Taipei – 23. Januar 2024. Hochrangige Beamte in Tuvalu hätten bekräftigt, dass der pazifische Inselstaat formelle diplomatische Beziehungen zu Taiwan aufrechterhalten werde, erklärte Taiwans Außenministerium am Dienstag.
Das Außenministerium reagierte damit auf eine Warnung vom 19. Januar vor einem möglichen Abbruch der Beziehungen, durch Tuvalus Botschafter in der Republik China (ROC), Bikenibeu Paeniu.
Wie das Außenministerium erklärte, habe man sofort nach Paenius Warnung die Regierung von Tuvalu kontaktiert. Diese habe sofort klargestellt, dass die umstrittene Erklärung von Paeniu nicht die offizielle Haltung des Pazifikstaates darstelle, und bekräftigte, dass die diplomatischen Beziehungen zu Taiwan weiterhin eng seien.
In einem Artikel im Weekend Australian vom 19. Januar wurde Paeniu mit den Worten zitiert, "Quellen aus Tuvalu" hätten ihm gesagt, dass sein Land Nauru folgen und seine diplomatische Anerkennung nach den Wahlen in Tuvalu am 26. Januar zu Peking wechseln könnte.

Bereitgestellte Daten:
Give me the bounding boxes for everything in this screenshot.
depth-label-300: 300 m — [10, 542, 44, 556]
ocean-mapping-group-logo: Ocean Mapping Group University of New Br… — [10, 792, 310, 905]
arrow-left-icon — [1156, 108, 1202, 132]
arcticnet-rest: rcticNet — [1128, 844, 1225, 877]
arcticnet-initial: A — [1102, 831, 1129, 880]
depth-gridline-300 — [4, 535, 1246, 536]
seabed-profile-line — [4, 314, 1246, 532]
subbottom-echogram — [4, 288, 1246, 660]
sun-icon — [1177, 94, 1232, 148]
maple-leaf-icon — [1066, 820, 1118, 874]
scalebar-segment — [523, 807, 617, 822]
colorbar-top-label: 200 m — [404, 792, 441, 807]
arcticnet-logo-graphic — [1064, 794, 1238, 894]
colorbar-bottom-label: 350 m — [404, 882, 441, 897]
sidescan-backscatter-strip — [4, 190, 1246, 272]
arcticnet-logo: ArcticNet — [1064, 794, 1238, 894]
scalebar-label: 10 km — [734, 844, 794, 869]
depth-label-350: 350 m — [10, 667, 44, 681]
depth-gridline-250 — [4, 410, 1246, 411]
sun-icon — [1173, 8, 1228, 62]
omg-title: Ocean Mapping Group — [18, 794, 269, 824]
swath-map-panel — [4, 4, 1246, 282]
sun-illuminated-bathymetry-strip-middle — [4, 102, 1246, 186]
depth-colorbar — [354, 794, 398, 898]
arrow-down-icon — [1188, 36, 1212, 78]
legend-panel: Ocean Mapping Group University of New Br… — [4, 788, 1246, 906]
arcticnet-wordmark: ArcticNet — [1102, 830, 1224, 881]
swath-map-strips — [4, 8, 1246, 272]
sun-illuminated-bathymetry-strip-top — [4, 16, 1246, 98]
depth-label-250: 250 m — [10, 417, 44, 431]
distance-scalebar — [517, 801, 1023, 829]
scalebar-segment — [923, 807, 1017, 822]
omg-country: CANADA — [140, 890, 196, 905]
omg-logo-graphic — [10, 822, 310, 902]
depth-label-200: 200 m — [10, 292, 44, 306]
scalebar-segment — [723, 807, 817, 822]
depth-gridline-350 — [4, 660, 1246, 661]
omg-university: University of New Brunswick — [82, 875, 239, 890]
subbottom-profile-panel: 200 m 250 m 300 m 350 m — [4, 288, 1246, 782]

Was zu tun ist: Gib aus dem Text über Tuvalu und Taiwan den Abschnitt wortgetreu wieder, der mit „Taipei – 23.“ anfängt und bis einschließlich „weiterhin eng seien.“ reicht.

Schriftliche Lösung:
Taipei – 23. Januar 2024. Hochrangige Beamte in Tuvalu hätten bekräftigt, dass der pazifische Inselstaat formelle diplomatische Beziehungen zu Taiwan aufrechterhalten werde, erklärte Taiwans Außenministerium am Dienstag.
Das Außenministerium reagierte damit auf eine Warnung vom 19. Januar vor einem möglichen Abbruch der Beziehungen, durch Tuvalus Botschafter in der Republik China (ROC), Bikenibeu Paeniu.
Wie das Außenministerium erklärte, habe man sofort nach Paenius Warnung die Regierung von Tuvalu kontaktiert. Diese habe sofort klargestellt, dass die umstrittene Erklärung von Paeniu nicht die offizielle Haltung des Pazifikstaates darstelle, und bekräftigte, dass die diplomatischen Beziehungen zu Taiwan weiterhin eng seien.